--- Start of Information provided ---

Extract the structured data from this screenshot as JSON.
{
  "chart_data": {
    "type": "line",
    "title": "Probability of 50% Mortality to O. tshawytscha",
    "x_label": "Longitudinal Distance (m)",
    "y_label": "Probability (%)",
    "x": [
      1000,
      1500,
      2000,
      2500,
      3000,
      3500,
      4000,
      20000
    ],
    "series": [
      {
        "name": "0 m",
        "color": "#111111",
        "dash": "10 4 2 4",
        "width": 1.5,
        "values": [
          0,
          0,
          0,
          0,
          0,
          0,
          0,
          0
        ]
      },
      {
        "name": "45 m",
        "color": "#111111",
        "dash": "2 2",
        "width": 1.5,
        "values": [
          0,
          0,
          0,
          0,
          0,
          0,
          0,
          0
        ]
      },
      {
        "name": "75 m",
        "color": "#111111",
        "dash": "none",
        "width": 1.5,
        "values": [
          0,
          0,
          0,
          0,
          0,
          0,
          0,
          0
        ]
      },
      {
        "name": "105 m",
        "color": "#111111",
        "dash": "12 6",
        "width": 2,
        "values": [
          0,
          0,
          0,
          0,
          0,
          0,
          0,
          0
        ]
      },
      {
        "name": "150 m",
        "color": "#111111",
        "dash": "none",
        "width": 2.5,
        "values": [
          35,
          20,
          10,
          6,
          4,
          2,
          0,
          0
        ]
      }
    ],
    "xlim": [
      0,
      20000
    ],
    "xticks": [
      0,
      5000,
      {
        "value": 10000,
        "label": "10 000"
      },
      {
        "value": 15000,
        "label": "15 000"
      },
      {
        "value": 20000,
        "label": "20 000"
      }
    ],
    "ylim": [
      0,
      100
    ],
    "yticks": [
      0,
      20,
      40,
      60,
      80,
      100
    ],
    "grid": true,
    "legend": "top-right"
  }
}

--- End of Information provided ---

• **Stated problem**
Track down every line holding the string "Probability" and copy it.

• **Answer to the exercise**
    "title": "Probability of 50% Mortality to O. tshawytscha",
    "y_label": "Probability (%)",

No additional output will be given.